### EXERCISE DETAILS
Look for "условиях" in the listing below. Gather each line that contains it.

### PROVIDED INFORMATION
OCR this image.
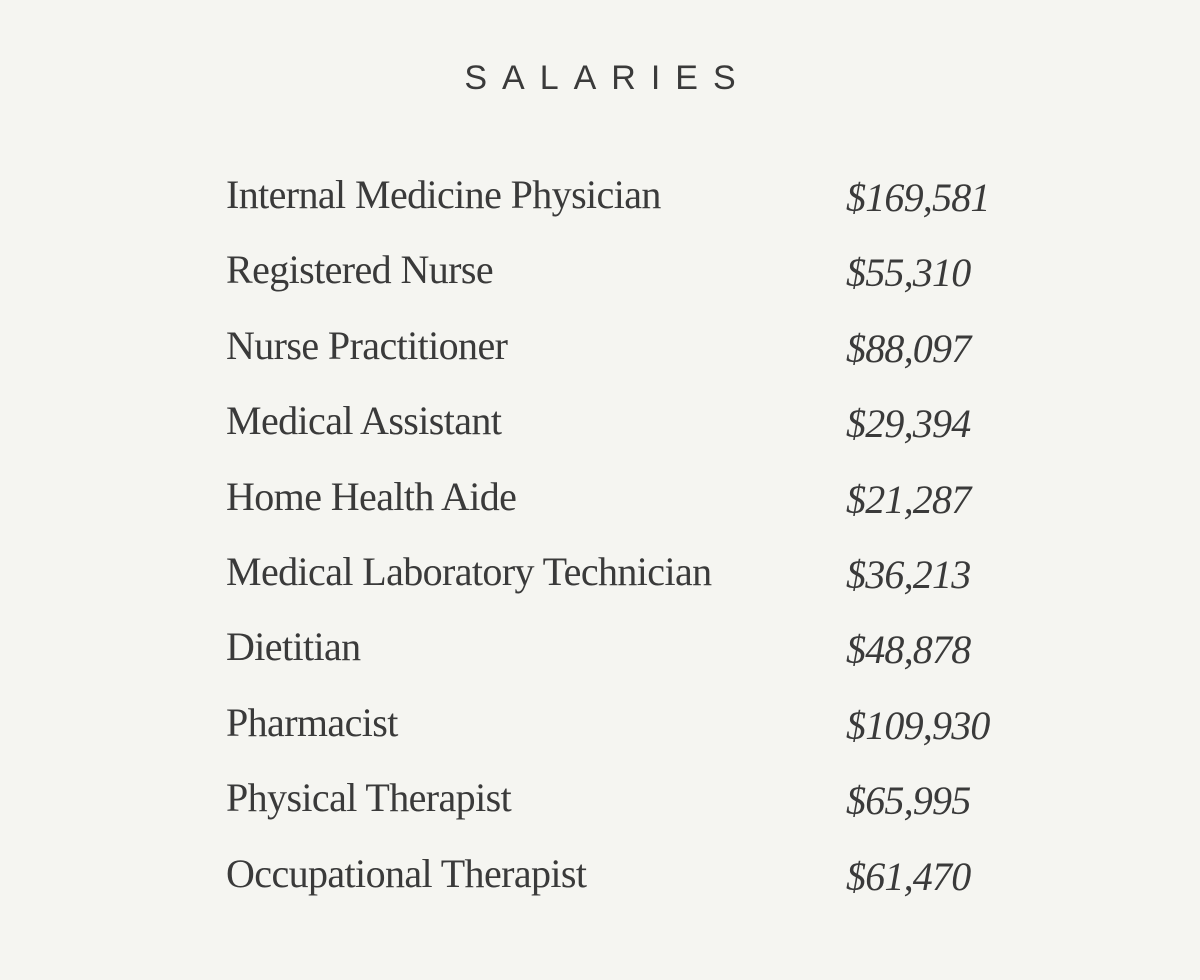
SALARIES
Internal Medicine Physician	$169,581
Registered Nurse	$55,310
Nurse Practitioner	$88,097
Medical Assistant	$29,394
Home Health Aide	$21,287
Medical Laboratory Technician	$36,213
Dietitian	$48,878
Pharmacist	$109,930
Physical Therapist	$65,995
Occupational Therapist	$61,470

--

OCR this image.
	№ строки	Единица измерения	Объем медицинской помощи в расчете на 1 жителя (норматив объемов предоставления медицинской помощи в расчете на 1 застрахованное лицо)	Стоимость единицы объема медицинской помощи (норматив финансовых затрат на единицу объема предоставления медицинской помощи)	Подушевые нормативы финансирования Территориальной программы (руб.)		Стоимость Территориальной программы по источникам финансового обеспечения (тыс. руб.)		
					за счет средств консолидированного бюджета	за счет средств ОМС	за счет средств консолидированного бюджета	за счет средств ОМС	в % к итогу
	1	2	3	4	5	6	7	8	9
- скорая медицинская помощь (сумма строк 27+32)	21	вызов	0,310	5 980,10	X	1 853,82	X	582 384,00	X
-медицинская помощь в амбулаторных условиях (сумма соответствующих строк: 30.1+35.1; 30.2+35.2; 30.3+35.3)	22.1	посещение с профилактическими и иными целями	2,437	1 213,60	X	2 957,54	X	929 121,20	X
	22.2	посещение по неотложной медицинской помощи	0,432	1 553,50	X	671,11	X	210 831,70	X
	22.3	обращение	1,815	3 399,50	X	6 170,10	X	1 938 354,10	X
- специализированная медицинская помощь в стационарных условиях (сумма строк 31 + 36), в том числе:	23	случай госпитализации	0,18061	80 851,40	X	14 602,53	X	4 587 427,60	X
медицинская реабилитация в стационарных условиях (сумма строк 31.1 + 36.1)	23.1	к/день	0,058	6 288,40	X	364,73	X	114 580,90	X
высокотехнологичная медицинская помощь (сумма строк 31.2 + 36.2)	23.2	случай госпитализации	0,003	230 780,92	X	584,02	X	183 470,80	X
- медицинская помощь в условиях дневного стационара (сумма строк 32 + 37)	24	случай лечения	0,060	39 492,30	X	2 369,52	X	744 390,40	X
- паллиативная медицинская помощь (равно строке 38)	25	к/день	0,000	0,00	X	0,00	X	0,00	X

### OUTPUT OF THE TASK
-медицинская помощь в амбулаторных условиях (сумма соответствующих строк: 30.1+35.1; 30.2+35.2; 30.3+35.3)	22.1	посещение с профилактическими и иными целями	2,437	1 213,60	X	2 957,54	X	929 121,20	X
- специализированная медицинская помощь в стационарных условиях (сумма строк 31 + 36), в том числе:	23	случай госпитализации	0,18061	80 851,40	X	14 602,53	X	4 587 427,60	X
медицинская реабилитация в стационарных условиях (сумма строк 31.1 + 36.1)	23.1	к/день	0,058	6 288,40	X	364,73	X	114 580,90	X
- медицинская помощь в условиях дневного стационара (сумма строк 32 + 37)	24	случай лечения	0,060	39 492,30	X	2 369,52	X	744 390,40	X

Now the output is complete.